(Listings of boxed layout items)
□ □ □ □ □

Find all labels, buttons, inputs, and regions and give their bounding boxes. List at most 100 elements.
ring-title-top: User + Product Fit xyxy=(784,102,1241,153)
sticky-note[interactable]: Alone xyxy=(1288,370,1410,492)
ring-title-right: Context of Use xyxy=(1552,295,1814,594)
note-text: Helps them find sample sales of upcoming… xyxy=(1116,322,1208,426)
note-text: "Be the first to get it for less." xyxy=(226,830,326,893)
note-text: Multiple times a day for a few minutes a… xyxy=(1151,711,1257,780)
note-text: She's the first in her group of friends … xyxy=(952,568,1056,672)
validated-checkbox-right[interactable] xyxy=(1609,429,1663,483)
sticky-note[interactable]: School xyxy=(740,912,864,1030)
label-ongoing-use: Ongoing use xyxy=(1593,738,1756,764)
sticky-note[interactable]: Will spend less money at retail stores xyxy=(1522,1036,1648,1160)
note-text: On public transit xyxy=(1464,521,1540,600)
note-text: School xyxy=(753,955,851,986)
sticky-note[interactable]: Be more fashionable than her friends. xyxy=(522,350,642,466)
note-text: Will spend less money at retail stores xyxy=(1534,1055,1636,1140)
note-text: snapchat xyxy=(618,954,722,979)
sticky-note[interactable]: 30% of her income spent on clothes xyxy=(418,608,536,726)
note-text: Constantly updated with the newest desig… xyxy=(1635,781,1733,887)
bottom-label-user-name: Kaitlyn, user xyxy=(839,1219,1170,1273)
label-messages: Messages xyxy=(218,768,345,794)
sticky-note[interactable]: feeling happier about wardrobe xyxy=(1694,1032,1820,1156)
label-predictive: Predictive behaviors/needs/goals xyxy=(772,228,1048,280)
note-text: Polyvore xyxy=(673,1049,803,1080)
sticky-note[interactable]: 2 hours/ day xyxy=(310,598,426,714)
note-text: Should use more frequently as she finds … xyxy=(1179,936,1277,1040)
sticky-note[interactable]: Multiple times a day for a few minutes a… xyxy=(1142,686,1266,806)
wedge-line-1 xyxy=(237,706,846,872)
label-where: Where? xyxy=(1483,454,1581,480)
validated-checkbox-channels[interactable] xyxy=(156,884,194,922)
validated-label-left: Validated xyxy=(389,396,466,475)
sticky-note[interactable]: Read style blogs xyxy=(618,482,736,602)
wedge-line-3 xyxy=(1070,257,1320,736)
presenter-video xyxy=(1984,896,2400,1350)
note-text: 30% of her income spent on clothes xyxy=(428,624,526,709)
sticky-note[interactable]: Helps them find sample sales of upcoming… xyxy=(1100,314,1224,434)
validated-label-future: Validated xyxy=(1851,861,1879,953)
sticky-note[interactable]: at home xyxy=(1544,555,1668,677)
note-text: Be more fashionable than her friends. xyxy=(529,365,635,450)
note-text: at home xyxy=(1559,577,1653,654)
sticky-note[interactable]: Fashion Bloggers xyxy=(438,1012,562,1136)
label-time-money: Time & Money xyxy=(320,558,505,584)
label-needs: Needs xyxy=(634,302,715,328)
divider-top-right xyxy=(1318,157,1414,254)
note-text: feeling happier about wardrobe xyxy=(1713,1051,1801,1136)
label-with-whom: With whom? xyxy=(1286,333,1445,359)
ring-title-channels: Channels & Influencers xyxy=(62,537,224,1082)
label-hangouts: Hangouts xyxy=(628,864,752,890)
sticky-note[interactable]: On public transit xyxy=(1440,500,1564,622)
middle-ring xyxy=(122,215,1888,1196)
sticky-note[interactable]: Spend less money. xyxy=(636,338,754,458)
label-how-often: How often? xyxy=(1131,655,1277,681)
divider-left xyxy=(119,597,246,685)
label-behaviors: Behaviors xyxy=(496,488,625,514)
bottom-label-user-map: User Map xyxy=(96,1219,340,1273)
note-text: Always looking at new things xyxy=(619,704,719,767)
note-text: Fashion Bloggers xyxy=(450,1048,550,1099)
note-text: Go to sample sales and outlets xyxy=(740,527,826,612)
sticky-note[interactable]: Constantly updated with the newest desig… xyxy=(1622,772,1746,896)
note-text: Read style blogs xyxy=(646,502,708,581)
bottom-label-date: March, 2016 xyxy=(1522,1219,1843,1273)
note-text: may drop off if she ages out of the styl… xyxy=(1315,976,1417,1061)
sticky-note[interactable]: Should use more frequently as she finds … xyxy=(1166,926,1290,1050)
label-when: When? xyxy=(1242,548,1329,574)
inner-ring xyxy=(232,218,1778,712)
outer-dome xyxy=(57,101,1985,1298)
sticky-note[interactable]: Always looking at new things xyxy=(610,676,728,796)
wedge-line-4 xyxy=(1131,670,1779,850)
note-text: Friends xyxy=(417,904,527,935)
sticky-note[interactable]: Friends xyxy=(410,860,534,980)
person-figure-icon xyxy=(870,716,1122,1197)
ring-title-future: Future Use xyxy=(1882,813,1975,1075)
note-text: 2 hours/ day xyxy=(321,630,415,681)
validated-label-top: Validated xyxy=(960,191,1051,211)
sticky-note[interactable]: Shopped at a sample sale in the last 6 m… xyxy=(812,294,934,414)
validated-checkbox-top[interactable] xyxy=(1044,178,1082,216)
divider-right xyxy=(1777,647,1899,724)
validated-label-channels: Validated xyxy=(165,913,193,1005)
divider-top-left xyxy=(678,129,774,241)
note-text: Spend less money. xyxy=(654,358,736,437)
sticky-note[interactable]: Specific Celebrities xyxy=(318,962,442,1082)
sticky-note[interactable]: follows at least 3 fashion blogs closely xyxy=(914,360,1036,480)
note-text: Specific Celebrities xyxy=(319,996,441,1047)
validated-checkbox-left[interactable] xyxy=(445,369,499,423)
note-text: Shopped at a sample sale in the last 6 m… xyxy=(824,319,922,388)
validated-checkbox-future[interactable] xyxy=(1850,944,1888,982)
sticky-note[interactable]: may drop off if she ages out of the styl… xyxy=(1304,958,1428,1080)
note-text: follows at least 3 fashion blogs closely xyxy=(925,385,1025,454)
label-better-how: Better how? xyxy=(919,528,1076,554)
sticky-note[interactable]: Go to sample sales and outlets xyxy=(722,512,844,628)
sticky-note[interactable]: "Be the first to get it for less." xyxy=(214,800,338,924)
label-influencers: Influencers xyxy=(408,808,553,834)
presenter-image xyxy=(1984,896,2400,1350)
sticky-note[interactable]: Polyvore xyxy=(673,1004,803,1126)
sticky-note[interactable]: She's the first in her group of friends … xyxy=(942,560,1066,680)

□ □ □ □ □

▸ Directive
Please copy every line above without changing anything.

▸ Solution
Find all labels, buttons, inputs, and regions and give their bounding boxes. List at most 100 elements.
ring-title-top: User + Product Fit xyxy=(784,102,1241,153)
sticky-note[interactable]: Alone xyxy=(1288,370,1410,492)
ring-title-right: Context of Use xyxy=(1552,295,1814,594)
note-text: Helps them find sample sales of upcoming… xyxy=(1116,322,1208,426)
note-text: "Be the first to get it for less." xyxy=(226,830,326,893)
note-text: Multiple times a day for a few minutes a… xyxy=(1151,711,1257,780)
note-text: She's the first in her group of friends … xyxy=(952,568,1056,672)
validated-checkbox-right[interactable] xyxy=(1609,429,1663,483)
sticky-note[interactable]: School xyxy=(740,912,864,1030)
label-ongoing-use: Ongoing use xyxy=(1593,738,1756,764)
sticky-note[interactable]: Will spend less money at retail stores xyxy=(1522,1036,1648,1160)
note-text: On public transit xyxy=(1464,521,1540,600)
note-text: School xyxy=(753,955,851,986)
sticky-note[interactable]: Be more fashionable than her friends. xyxy=(522,350,642,466)
note-text: Will spend less money at retail stores xyxy=(1534,1055,1636,1140)
note-text: snapchat xyxy=(618,954,722,979)
sticky-note[interactable]: 30% of her income spent on clothes xyxy=(418,608,536,726)
note-text: Constantly updated with the newest desig… xyxy=(1635,781,1733,887)
bottom-label-user-name: Kaitlyn, user xyxy=(839,1219,1170,1273)
label-messages: Messages xyxy=(218,768,345,794)
sticky-note[interactable]: feeling happier about wardrobe xyxy=(1694,1032,1820,1156)
label-predictive: Predictive behaviors/needs/goals xyxy=(772,228,1048,280)
note-text: Polyvore xyxy=(673,1049,803,1080)
sticky-note[interactable]: 2 hours/ day xyxy=(310,598,426,714)
note-text: Should use more frequently as she finds … xyxy=(1179,936,1277,1040)
sticky-note[interactable]: Multiple times a day for a few minutes a… xyxy=(1142,686,1266,806)
wedge-line-1 xyxy=(237,706,846,872)
label-where: Where? xyxy=(1483,454,1581,480)
validated-checkbox-channels[interactable] xyxy=(156,884,194,922)
validated-label-left: Validated xyxy=(389,396,466,475)
sticky-note[interactable]: Read style blogs xyxy=(618,482,736,602)
wedge-line-3 xyxy=(1070,257,1320,736)
presenter-video xyxy=(1984,896,2400,1350)
note-text: 30% of her income spent on clothes xyxy=(428,624,526,709)
sticky-note[interactable]: Helps them find sample sales of upcoming… xyxy=(1100,314,1224,434)
validated-label-future: Validated xyxy=(1851,861,1879,953)
sticky-note[interactable]: at home xyxy=(1544,555,1668,677)
note-text: Be more fashionable than her friends. xyxy=(529,365,635,450)
note-text: at home xyxy=(1559,577,1653,654)
sticky-note[interactable]: Fashion Bloggers xyxy=(438,1012,562,1136)
label-time-money: Time & Money xyxy=(320,558,505,584)
label-needs: Needs xyxy=(634,302,715,328)
divider-top-right xyxy=(1318,157,1414,254)
note-text: feeling happier about wardrobe xyxy=(1713,1051,1801,1136)
label-with-whom: With whom? xyxy=(1286,333,1445,359)
ring-title-channels: Channels & Influencers xyxy=(62,537,224,1082)
label-hangouts: Hangouts xyxy=(628,864,752,890)
sticky-note[interactable]: On public transit xyxy=(1440,500,1564,622)
middle-ring xyxy=(122,215,1888,1196)
sticky-note[interactable]: Spend less money. xyxy=(636,338,754,458)
label-how-often: How often? xyxy=(1131,655,1277,681)
divider-left xyxy=(119,597,246,685)
label-behaviors: Behaviors xyxy=(496,488,625,514)
bottom-label-user-map: User Map xyxy=(96,1219,340,1273)
note-text: Always looking at new things xyxy=(619,704,719,767)
note-text: Fashion Bloggers xyxy=(450,1048,550,1099)
note-text: Go to sample sales and outlets xyxy=(740,527,826,612)
sticky-note[interactable]: Constantly updated with the newest desig… xyxy=(1622,772,1746,896)
note-text: Read style blogs xyxy=(646,502,708,581)
bottom-label-date: March, 2016 xyxy=(1522,1219,1843,1273)
note-text: may drop off if she ages out of the styl… xyxy=(1315,976,1417,1061)
sticky-note[interactable]: Should use more frequently as she finds … xyxy=(1166,926,1290,1050)
label-when: When? xyxy=(1242,548,1329,574)
inner-ring xyxy=(232,218,1778,712)
outer-dome xyxy=(57,101,1985,1298)
sticky-note[interactable]: Always looking at new things xyxy=(610,676,728,796)
wedge-line-4 xyxy=(1131,670,1779,850)
note-text: Friends xyxy=(417,904,527,935)
sticky-note[interactable]: Friends xyxy=(410,860,534,980)
person-figure-icon xyxy=(870,716,1122,1197)
ring-title-future: Future Use xyxy=(1882,813,1975,1075)
note-text: 2 hours/ day xyxy=(321,630,415,681)
validated-label-top: Validated xyxy=(960,191,1051,211)
sticky-note[interactable]: Shopped at a sample sale in the last 6 m… xyxy=(812,294,934,414)
validated-checkbox-top[interactable] xyxy=(1044,178,1082,216)
divider-right xyxy=(1777,647,1899,724)
validated-label-channels: Validated xyxy=(165,913,193,1005)
divider-top-left xyxy=(678,129,774,241)
note-text: Spend less money. xyxy=(654,358,736,437)
sticky-note[interactable]: Specific Celebrities xyxy=(318,962,442,1082)
sticky-note[interactable]: follows at least 3 fashion blogs closely xyxy=(914,360,1036,480)
note-text: Specific Celebrities xyxy=(319,996,441,1047)
validated-checkbox-left[interactable] xyxy=(445,369,499,423)
note-text: Shopped at a sample sale in the last 6 m… xyxy=(824,319,922,388)
validated-checkbox-future[interactable] xyxy=(1850,944,1888,982)
sticky-note[interactable]: may drop off if she ages out of the styl… xyxy=(1304,958,1428,1080)
note-text: follows at least 3 fashion blogs closely xyxy=(925,385,1025,454)
label-better-how: Better how? xyxy=(919,528,1076,554)
sticky-note[interactable]: Go to sample sales and outlets xyxy=(722,512,844,628)
sticky-note[interactable]: "Be the first to get it for less." xyxy=(214,800,338,924)
label-influencers: Influencers xyxy=(408,808,553,834)
presenter-image xyxy=(1984,896,2400,1350)
sticky-note[interactable]: Polyvore xyxy=(673,1004,803,1126)
sticky-note[interactable]: She's the first in her group of friends … xyxy=(942,560,1066,680)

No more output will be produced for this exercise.